═════ ROWS

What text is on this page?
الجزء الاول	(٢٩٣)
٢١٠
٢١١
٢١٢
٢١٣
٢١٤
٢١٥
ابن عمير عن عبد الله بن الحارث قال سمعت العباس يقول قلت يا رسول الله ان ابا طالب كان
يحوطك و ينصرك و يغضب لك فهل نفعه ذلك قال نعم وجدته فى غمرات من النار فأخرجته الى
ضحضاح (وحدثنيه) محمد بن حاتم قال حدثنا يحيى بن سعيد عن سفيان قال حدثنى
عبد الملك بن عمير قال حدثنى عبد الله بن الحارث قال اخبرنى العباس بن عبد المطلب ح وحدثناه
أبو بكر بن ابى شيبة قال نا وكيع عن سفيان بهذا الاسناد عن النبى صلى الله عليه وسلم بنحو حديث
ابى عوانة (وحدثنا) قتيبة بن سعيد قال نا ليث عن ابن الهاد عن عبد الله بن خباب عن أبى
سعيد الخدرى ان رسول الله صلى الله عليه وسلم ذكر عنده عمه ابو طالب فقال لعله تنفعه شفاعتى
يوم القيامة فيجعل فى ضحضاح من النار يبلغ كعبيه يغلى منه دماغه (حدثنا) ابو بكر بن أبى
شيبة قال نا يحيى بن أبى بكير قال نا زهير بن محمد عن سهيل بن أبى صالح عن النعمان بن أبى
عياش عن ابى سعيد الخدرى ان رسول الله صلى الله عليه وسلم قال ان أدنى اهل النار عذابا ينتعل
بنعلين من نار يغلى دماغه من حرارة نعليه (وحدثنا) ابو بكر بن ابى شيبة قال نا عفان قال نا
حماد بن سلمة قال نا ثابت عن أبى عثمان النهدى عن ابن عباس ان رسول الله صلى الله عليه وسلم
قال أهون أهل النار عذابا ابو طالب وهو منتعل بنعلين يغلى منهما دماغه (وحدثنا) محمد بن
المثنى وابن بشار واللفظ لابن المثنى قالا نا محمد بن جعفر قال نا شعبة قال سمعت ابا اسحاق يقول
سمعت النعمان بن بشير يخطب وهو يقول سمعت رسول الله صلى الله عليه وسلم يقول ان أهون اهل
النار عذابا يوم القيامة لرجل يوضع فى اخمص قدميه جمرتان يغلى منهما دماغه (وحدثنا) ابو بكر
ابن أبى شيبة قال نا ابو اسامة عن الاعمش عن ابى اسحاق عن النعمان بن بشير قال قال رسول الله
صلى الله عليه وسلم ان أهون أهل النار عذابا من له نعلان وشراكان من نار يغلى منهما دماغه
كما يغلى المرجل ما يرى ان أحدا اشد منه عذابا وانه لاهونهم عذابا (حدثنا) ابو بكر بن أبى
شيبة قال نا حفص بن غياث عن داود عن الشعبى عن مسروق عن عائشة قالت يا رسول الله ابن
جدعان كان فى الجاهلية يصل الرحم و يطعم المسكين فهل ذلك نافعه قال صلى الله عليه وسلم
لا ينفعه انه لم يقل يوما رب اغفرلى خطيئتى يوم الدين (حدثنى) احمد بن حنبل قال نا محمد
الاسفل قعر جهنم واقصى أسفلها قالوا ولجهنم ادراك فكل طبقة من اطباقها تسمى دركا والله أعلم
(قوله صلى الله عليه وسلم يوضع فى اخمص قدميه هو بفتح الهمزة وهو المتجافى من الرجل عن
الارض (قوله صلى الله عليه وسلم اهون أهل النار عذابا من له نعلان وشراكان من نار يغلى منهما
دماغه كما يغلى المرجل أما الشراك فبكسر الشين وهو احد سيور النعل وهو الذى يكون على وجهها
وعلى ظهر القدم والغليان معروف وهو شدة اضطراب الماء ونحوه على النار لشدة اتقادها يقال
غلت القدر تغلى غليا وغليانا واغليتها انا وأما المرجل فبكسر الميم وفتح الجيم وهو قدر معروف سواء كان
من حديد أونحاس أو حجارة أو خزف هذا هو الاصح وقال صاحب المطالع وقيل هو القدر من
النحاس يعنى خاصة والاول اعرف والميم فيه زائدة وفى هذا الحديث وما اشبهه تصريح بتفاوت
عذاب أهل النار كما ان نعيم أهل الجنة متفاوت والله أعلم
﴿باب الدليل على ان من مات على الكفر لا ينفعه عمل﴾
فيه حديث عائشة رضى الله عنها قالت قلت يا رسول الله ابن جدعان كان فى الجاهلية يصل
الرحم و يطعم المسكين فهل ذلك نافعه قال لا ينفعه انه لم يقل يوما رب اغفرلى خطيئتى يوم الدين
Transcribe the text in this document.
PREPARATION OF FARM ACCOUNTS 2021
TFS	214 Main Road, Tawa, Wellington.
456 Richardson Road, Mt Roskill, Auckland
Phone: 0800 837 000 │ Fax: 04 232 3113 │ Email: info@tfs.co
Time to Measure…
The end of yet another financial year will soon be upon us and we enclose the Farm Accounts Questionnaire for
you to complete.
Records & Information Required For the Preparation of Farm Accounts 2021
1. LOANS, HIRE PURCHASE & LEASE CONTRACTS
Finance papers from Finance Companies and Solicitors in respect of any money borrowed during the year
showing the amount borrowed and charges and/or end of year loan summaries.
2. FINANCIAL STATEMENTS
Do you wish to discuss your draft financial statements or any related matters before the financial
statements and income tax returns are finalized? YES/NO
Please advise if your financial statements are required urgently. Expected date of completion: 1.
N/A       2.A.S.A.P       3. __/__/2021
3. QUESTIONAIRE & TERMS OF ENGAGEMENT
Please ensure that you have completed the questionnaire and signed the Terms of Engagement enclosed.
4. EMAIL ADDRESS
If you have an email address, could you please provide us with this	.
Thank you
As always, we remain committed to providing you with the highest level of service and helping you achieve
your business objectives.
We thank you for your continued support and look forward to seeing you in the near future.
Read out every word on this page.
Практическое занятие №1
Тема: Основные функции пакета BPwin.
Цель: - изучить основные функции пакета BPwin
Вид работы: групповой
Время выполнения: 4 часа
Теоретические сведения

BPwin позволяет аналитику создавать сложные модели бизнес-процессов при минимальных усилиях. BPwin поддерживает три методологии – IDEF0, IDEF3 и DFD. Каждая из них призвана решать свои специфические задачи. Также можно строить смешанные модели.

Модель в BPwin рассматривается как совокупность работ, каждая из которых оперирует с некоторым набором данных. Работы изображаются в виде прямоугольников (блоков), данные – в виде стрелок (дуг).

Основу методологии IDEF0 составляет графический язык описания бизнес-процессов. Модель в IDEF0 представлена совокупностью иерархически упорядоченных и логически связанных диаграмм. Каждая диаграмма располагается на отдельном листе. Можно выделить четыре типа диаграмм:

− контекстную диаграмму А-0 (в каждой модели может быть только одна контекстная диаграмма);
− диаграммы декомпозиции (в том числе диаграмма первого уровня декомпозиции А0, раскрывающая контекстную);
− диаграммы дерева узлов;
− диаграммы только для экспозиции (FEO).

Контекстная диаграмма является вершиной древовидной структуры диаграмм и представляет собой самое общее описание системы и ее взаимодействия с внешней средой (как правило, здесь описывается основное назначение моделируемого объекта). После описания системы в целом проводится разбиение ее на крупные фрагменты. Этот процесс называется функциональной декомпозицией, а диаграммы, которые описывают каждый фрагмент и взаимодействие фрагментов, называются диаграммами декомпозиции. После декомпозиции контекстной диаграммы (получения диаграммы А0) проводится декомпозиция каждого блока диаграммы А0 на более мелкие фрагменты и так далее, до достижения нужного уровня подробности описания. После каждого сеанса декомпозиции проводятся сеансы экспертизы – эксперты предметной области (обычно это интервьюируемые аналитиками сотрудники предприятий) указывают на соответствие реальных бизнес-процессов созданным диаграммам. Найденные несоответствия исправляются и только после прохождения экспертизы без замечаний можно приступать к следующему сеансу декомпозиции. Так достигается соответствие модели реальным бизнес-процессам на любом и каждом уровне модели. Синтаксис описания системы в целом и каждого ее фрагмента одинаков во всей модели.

══════════

■ **WRITTEN EXERCISE**
Copy whichever lines in the listing above contain the word "الدين".

■ **THE OUTPUT**
لا ينفعه انه لم يقل يوما رب اغفرلى خطيئتى يوم الدين (حدثنى) احمد بن حنبل قال نا محمد
الرحم و يطعم المسكين فهل ذلك نافعه قال لا ينفعه انه لم يقل يوما رب اغفرلى خطيئتى يوم الدين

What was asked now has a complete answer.